● SOURCE MATERIAL:
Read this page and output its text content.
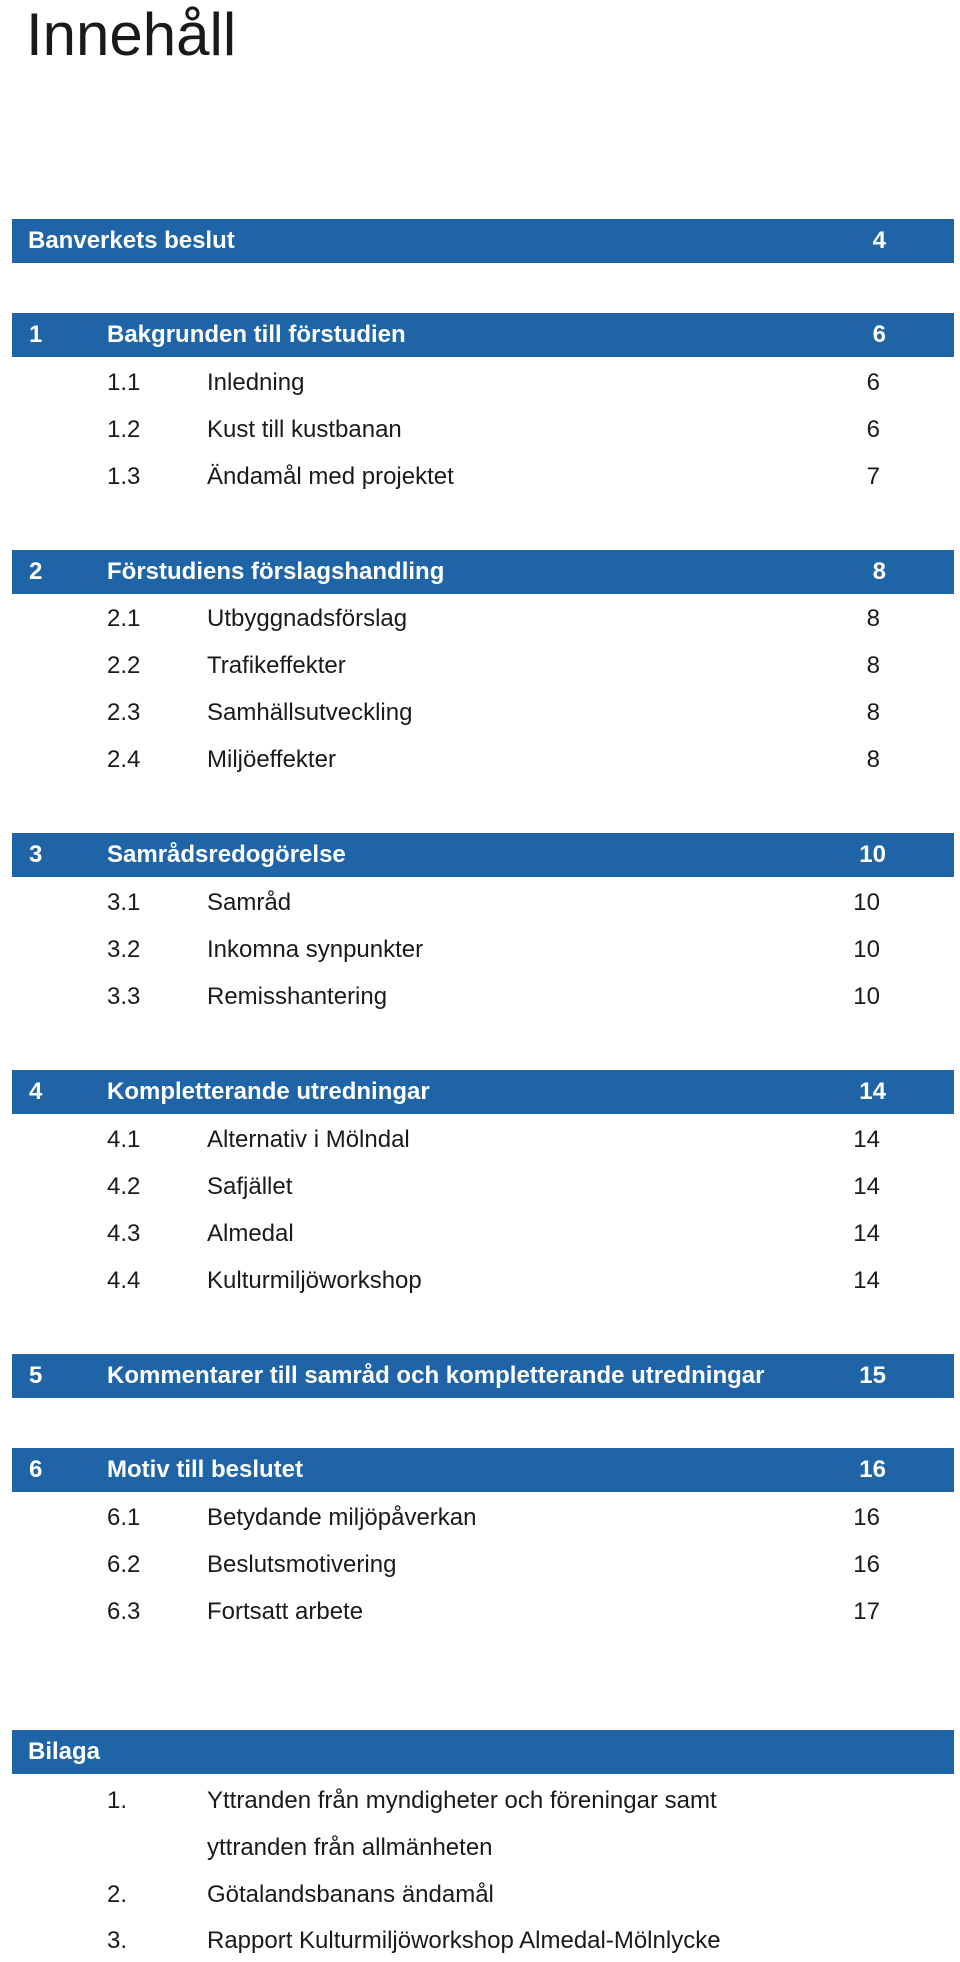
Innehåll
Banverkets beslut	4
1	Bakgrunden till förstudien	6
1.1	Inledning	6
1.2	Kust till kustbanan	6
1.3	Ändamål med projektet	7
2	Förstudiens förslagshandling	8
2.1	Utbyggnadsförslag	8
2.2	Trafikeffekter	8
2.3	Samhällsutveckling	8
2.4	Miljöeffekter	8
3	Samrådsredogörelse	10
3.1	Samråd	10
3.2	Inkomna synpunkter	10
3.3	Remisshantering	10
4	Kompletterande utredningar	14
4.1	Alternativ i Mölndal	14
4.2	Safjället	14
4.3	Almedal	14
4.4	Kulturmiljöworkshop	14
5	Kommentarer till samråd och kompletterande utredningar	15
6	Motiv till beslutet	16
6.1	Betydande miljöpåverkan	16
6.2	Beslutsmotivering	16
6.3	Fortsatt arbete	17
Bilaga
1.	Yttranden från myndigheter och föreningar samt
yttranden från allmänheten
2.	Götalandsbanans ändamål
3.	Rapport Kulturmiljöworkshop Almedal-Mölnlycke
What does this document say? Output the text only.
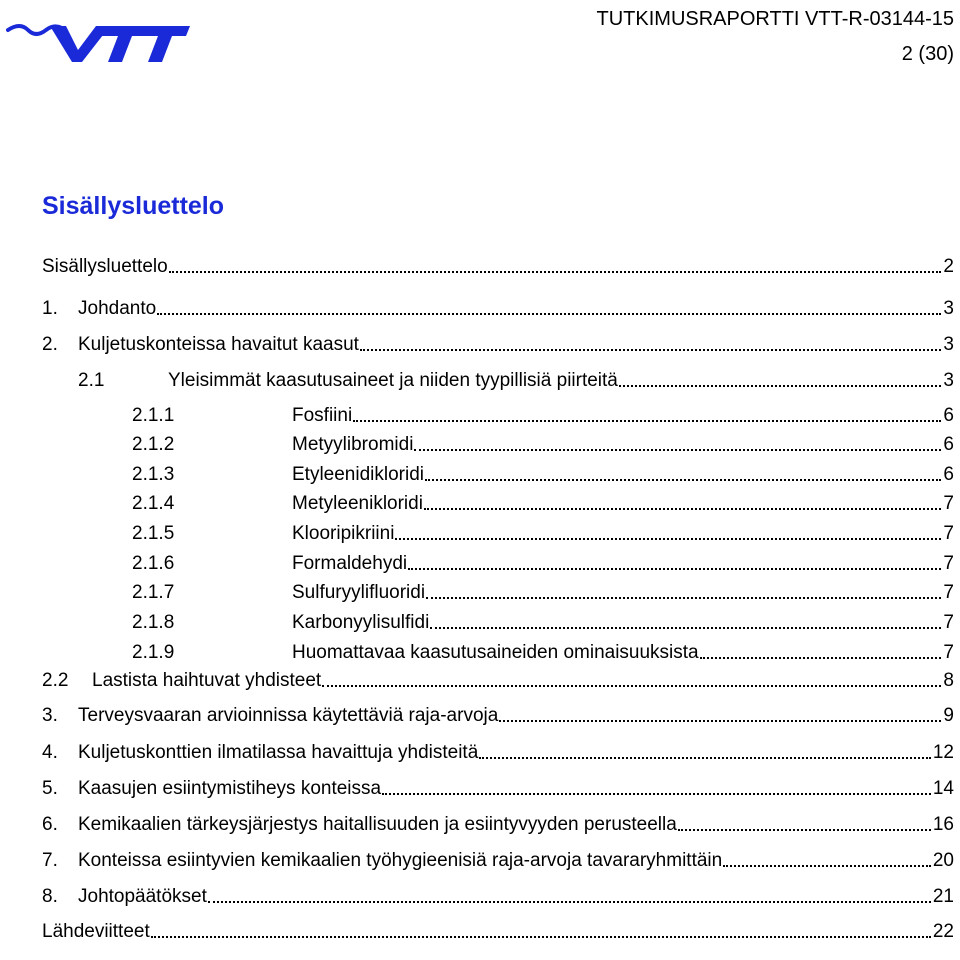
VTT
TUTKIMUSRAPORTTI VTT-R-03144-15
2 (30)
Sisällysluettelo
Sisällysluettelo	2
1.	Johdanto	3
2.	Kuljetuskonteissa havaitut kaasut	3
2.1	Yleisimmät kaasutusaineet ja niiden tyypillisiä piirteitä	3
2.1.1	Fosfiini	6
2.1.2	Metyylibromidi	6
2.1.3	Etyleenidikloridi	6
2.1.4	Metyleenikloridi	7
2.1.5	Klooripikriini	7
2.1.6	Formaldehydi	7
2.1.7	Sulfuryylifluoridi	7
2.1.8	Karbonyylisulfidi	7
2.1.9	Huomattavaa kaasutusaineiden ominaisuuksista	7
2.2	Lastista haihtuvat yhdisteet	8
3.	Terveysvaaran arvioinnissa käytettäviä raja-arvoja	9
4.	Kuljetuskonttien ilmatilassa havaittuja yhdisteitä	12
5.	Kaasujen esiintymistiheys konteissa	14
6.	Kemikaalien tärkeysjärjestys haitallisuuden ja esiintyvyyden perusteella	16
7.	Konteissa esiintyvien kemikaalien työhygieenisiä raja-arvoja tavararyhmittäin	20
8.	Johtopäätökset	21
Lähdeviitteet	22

● WHAT IS NEEDED: Copy in full each line that holds the word "utredningar".

● OUTPUT:
4	Kompletterande utredningar	14
5	Kommentarer till samråd och kompletterande utredningar	15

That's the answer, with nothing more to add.